━━ Information given

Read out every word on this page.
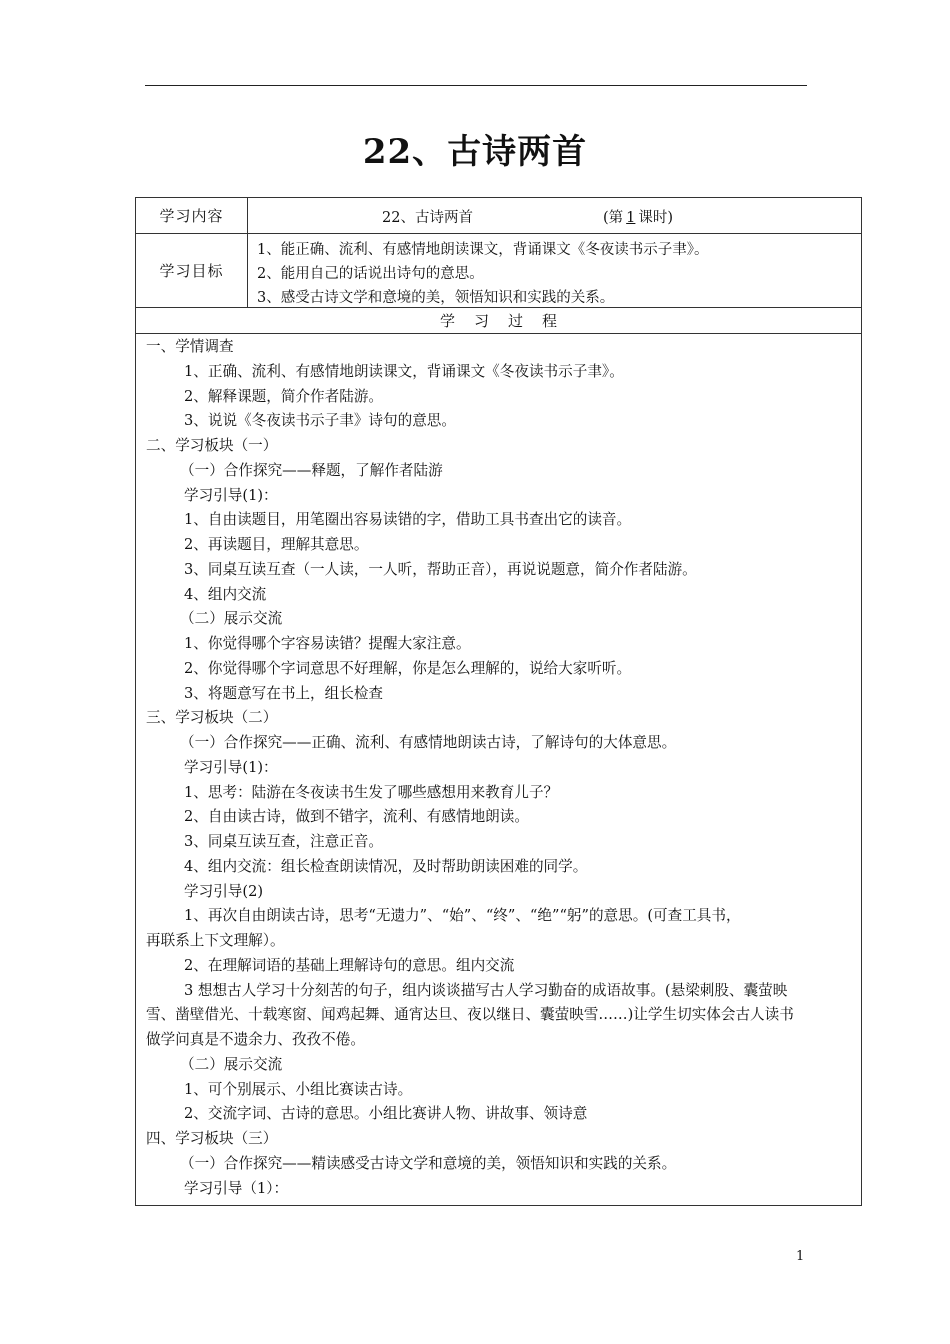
22、古诗两首
学习内容	22、古诗两首	(第 1 课时)
学习目标
1、能正确、流利、有感情地朗读课文，背诵课文《冬夜读书示子聿》。
2、能用自己的话说出诗句的意思。
3、感受古诗文学和意境的美，领悟知识和实践的关系。
学习过程
一、学情调查
1、正确、流利、有感情地朗读课文，背诵课文《冬夜读书示子聿》。
2、解释课题，简介作者陆游。
3、说说《冬夜读书示子聿》诗句的意思。
二、学习板块（一）
（一）合作探究——释题，了解作者陆游
学习引导(1)：
1、自由读题目，用笔圈出容易读错的字，借助工具书查出它的读音。
2、再读题目，理解其意思。
3、同桌互读互查（一人读，一人听，帮助正音），再说说题意，简介作者陆游。
4、组内交流
（二）展示交流
1、你觉得哪个字容易读错？提醒大家注意。
2、你觉得哪个字词意思不好理解，你是怎么理解的，说给大家听听。
3、将题意写在书上，组长检查
三、学习板块（二）
（一）合作探究——正确、流利、有感情地朗读古诗，了解诗句的大体意思。
学习引导(1)：
1、思考：陆游在冬夜读书生发了哪些感想用来教育儿子？
2、自由读古诗，做到不错字，流利、有感情地朗读。
3、同桌互读互查，注意正音。
4、组内交流：组长检查朗读情况，及时帮助朗读困难的同学。
学习引导(2)
1、再次自由朗读古诗，思考“无遗力”、“始”、“终”、“绝”“躬”的意思。(可查工具书，
再联系上下文理解）。
2、在理解词语的基础上理解诗句的意思。组内交流
3 想想古人学习十分刻苦的句子，组内谈谈描写古人学习勤奋的成语故事。(悬梁刺股、囊萤映
雪、凿壁借光、十载寒窗、闻鸡起舞、通宵达旦、夜以继日、囊萤映雪……)让学生切实体会古人读书
做学问真是不遗余力、孜孜不倦。
（二）展示交流
1、可个别展示、小组比赛读古诗。
2、交流字词、古诗的意思。小组比赛讲人物、讲故事、领诗意
四、学习板块（三）
（一）合作探究——精读感受古诗文学和意境的美，领悟知识和实践的关系。
学习引导（1）：
1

━━━━

> [Stated exercise] Filter out all lines lacking the word "组内交流" and copy the rest.

> [Task result]
4、组内交流
4、组内交流：组长检查朗读情况，及时帮助朗读困难的同学。
2、在理解词语的基础上理解诗句的意思。组内交流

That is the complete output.